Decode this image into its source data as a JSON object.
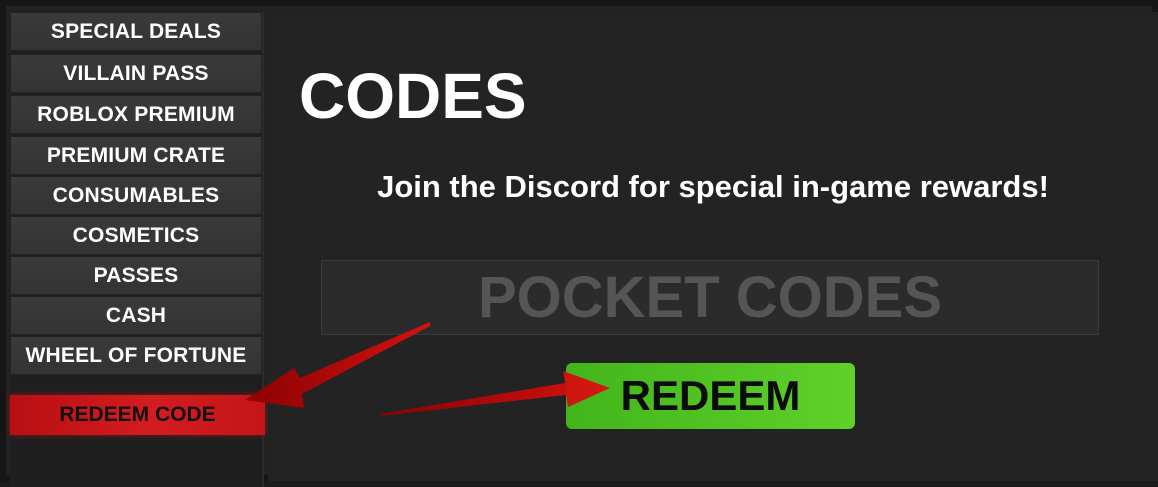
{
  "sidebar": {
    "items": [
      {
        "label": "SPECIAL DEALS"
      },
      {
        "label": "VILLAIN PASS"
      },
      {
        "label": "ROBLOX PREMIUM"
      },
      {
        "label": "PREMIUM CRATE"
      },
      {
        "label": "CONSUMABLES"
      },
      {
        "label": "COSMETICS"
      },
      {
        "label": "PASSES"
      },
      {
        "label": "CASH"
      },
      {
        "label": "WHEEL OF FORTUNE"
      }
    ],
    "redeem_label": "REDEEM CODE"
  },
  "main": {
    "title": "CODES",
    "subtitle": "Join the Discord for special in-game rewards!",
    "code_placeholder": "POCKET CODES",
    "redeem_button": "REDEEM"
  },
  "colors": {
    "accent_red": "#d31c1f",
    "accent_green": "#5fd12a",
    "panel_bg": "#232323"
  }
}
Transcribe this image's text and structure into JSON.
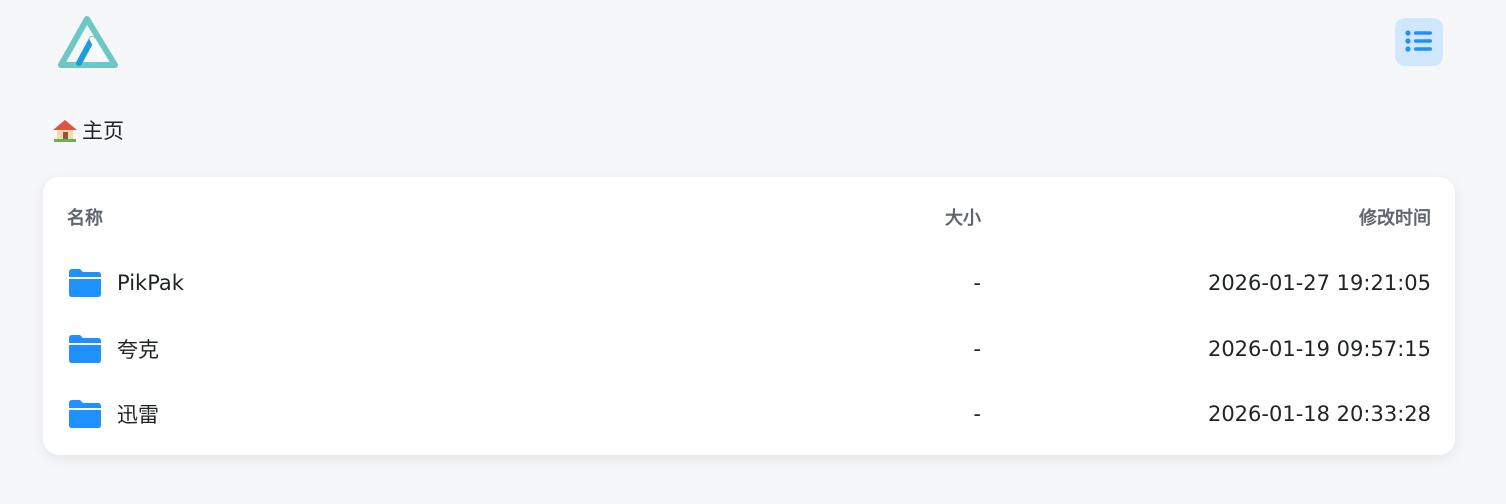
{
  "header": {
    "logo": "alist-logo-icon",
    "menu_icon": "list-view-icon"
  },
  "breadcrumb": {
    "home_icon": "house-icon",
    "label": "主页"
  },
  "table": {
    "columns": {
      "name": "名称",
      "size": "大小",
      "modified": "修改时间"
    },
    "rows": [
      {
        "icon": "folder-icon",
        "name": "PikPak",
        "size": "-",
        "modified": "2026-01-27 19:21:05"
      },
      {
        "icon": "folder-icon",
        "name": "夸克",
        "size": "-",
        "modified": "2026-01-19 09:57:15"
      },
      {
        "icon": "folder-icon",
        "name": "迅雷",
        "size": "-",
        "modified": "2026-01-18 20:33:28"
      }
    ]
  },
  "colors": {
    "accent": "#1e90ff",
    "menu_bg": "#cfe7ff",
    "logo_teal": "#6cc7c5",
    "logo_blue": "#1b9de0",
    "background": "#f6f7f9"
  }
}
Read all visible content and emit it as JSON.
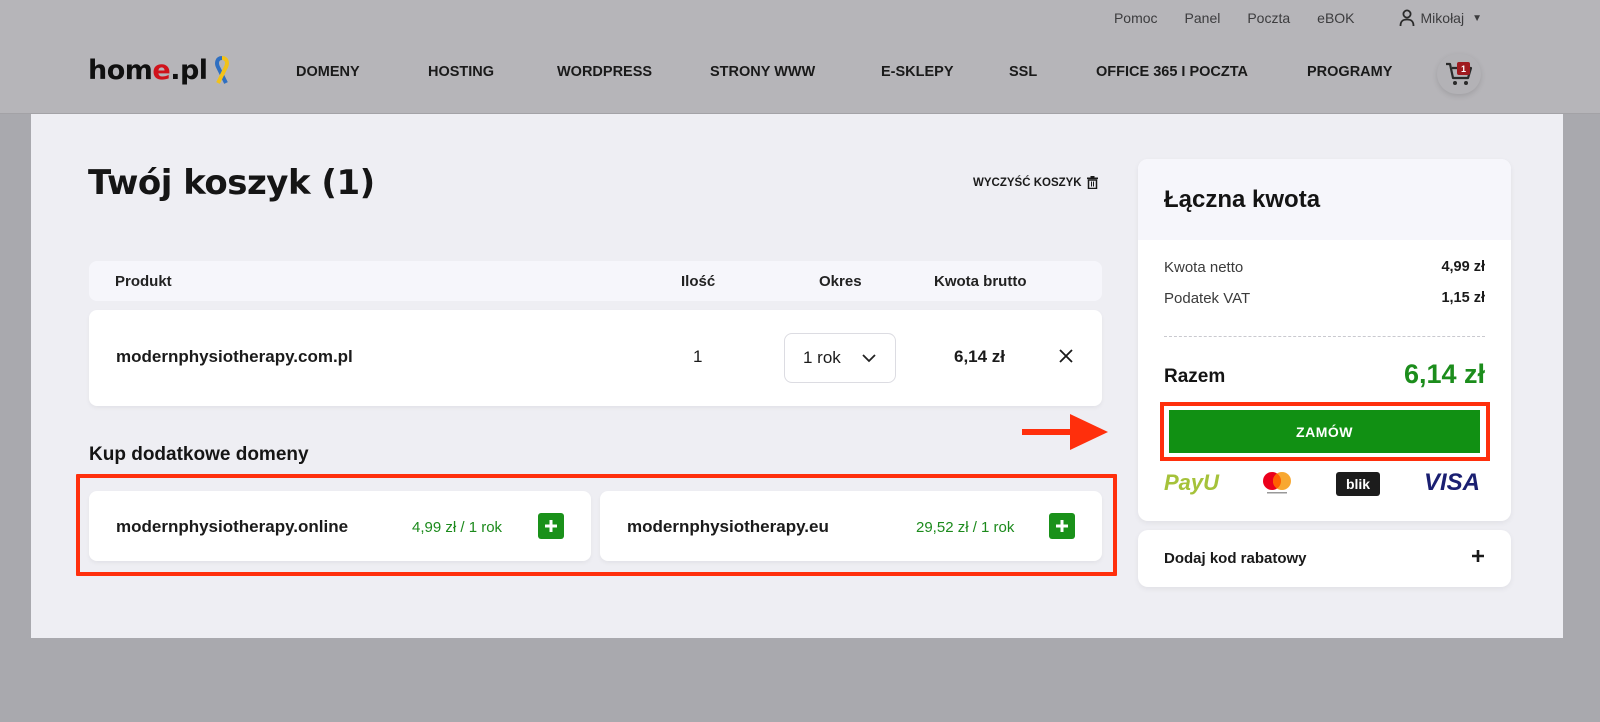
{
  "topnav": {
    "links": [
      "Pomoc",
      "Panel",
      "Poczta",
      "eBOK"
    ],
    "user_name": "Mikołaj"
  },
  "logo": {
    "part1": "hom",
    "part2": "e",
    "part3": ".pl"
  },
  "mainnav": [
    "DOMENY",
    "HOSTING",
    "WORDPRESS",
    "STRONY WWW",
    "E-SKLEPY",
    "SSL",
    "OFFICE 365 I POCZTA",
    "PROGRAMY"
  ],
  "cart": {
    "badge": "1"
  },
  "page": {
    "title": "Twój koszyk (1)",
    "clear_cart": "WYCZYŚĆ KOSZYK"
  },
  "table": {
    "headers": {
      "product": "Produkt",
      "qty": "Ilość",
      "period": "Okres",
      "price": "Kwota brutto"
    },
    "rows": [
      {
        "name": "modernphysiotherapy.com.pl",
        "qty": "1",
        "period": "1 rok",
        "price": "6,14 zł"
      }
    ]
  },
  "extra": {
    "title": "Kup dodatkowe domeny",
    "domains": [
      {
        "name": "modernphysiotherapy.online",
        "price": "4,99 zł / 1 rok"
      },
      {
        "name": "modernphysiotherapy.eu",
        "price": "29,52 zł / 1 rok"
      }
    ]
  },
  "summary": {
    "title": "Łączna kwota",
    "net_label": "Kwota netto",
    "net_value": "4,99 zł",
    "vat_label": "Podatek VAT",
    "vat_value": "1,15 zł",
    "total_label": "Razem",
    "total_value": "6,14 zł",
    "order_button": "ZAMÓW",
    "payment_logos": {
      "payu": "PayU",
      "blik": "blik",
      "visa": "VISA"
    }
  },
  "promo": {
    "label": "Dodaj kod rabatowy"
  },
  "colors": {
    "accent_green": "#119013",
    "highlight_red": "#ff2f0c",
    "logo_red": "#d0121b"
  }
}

* * *

▸ Directive
Make a word-for-word copy of the entries, without any pictures.

▸ Full answer
Decode this image into its source data as a JSON object.
{
  "sidebar": {
    "items": [
      {
        "label": "SPECIAL DEALS"
      },
      {
        "label": "VILLAIN PASS"
      },
      {
        "label": "ROBLOX PREMIUM"
      },
      {
        "label": "PREMIUM CRATE"
      },
      {
        "label": "CONSUMABLES"
      },
      {
        "label": "COSMETICS"
      },
      {
        "label": "PASSES"
      },
      {
        "label": "CASH"
      },
      {
        "label": "WHEEL OF FORTUNE"
      }
    ],
    "redeem_label": "REDEEM CODE"
  },
  "main": {
    "title": "CODES",
    "subtitle": "Join the Discord for special in-game rewards!",
    "code_placeholder": "POCKET CODES",
    "redeem_button": "REDEEM"
  },
  "colors": {
    "accent_red": "#d31c1f",
    "accent_green": "#5fd12a",
    "panel_bg": "#232323"
  }
}
Transcribe this image's text and structure into JSON.
{
  "header": {
    "logo": "alist-logo-icon",
    "menu_icon": "list-view-icon"
  },
  "breadcrumb": {
    "home_icon": "house-icon",
    "label": "主页"
  },
  "table": {
    "columns": {
      "name": "名称",
      "size": "大小",
      "modified": "修改时间"
    },
    "rows": [
      {
        "icon": "folder-icon",
        "name": "PikPak",
        "size": "-",
        "modified": "2026-01-27 19:21:05"
      },
      {
        "icon": "folder-icon",
        "name": "夸克",
        "size": "-",
        "modified": "2026-01-19 09:57:15"
      },
      {
        "icon": "folder-icon",
        "name": "迅雷",
        "size": "-",
        "modified": "2026-01-18 20:33:28"
      }
    ]
  },
  "colors": {
    "accent": "#1e90ff",
    "menu_bg": "#cfe7ff",
    "logo_teal": "#6cc7c5",
    "logo_blue": "#1b9de0",
    "background": "#f6f7f9"
  }
}
Read all visible content and emit it as JSON.
{
  "topnav": {
    "links": [
      "Pomoc",
      "Panel",
      "Poczta",
      "eBOK"
    ],
    "user_name": "Mikołaj"
  },
  "logo": {
    "part1": "hom",
    "part2": "e",
    "part3": ".pl"
  },
  "mainnav": [
    "DOMENY",
    "HOSTING",
    "WORDPRESS",
    "STRONY WWW",
    "E-SKLEPY",
    "SSL",
    "OFFICE 365 I POCZTA",
    "PROGRAMY"
  ],
  "cart": {
    "badge": "1"
  },
  "page": {
    "title": "Twój koszyk (1)",
    "clear_cart": "WYCZYŚĆ KOSZYK"
  },
  "table": {
    "headers": {
      "product": "Produkt",
      "qty": "Ilość",
      "period": "Okres",
      "price": "Kwota brutto"
    },
    "rows": [
      {
        "name": "modernphysiotherapy.com.pl",
        "qty": "1",
        "period": "1 rok",
        "price": "6,14 zł"
      }
    ]
  },
  "extra": {
    "title": "Kup dodatkowe domeny",
    "domains": [
      {
        "name": "modernphysiotherapy.online",
        "price": "4,99 zł / 1 rok"
      },
      {
        "name": "modernphysiotherapy.eu",
        "price": "29,52 zł / 1 rok"
      }
    ]
  },
  "summary": {
    "title": "Łączna kwota",
    "net_label": "Kwota netto",
    "net_value": "4,99 zł",
    "vat_label": "Podatek VAT",
    "vat_value": "1,15 zł",
    "total_label": "Razem",
    "total_value": "6,14 zł",
    "order_button": "ZAMÓW",
    "payment_logos": {
      "payu": "PayU",
      "blik": "blik",
      "visa": "VISA"
    }
  },
  "promo": {
    "label": "Dodaj kod rabatowy"
  },
  "colors": {
    "accent_green": "#119013",
    "highlight_red": "#ff2f0c",
    "logo_red": "#d0121b"
  }
}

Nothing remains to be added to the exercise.